- [Short task] From the line containing "Read out every word on this page." down to the last line of the material, return those lines verbatim and only those.

##### Records provided

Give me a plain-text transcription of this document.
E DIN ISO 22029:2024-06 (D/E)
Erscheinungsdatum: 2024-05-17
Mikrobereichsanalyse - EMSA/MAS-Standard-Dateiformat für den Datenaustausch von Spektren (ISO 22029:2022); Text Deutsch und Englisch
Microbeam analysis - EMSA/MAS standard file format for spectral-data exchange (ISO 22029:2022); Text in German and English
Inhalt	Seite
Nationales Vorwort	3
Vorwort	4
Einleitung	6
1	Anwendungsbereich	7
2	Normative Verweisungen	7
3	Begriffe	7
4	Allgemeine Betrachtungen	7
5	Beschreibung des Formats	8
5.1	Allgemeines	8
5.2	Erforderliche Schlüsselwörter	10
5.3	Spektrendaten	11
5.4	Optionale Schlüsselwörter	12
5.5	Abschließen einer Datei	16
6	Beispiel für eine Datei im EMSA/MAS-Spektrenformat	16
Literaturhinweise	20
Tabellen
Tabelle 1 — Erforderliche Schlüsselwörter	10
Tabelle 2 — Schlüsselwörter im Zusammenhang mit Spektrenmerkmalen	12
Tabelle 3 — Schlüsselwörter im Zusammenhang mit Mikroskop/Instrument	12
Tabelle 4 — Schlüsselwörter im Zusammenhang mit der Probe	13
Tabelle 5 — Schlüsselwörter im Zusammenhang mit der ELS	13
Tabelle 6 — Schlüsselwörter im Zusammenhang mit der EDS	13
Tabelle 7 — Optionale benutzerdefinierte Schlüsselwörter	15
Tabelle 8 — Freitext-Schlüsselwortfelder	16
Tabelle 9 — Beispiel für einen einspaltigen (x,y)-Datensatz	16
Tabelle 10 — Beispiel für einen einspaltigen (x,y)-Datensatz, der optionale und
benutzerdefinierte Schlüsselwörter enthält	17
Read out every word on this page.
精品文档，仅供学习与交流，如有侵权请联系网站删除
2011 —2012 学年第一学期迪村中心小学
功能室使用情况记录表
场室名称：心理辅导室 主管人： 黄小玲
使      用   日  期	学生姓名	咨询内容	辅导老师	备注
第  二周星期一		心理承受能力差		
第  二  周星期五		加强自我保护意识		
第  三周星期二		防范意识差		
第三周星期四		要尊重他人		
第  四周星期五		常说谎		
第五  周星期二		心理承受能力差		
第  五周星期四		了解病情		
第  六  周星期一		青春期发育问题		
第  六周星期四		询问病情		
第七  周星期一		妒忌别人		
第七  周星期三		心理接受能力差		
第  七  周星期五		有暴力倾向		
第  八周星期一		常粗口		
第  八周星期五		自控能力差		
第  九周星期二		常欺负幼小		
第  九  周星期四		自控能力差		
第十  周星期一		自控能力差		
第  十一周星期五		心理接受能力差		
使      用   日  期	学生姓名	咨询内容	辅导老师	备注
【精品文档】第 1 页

##########

- [Result]
Read out every word on this page.
精品文档，仅供学习与交流，如有侵权请联系网站删除
2011 —2012 学年第一学期迪村中心小学
功能室使用情况记录表
场室名称：心理辅导室 主管人： 黄小玲
使      用   日  期	学生姓名	咨询内容	辅导老师	备注
第  二周星期一		心理承受能力差		
第  二  周星期五		加强自我保护意识		
第  三周星期二		防范意识差		
第三周星期四		要尊重他人		
第  四周星期五		常说谎		
第五  周星期二		心理承受能力差		
第  五周星期四		了解病情		
第  六  周星期一		青春期发育问题		
第  六周星期四		询问病情		
第七  周星期一		妒忌别人		
第七  周星期三		心理接受能力差		
第  七  周星期五		有暴力倾向		
第  八周星期一		常粗口		
第  八周星期五		自控能力差		
第  九周星期二		常欺负幼小		
第  九  周星期四		自控能力差		
第十  周星期一		自控能力差		
第  十一周星期五		心理接受能力差		
使      用   日  期	学生姓名	咨询内容	辅导老师	备注
【精品文档】第 1 页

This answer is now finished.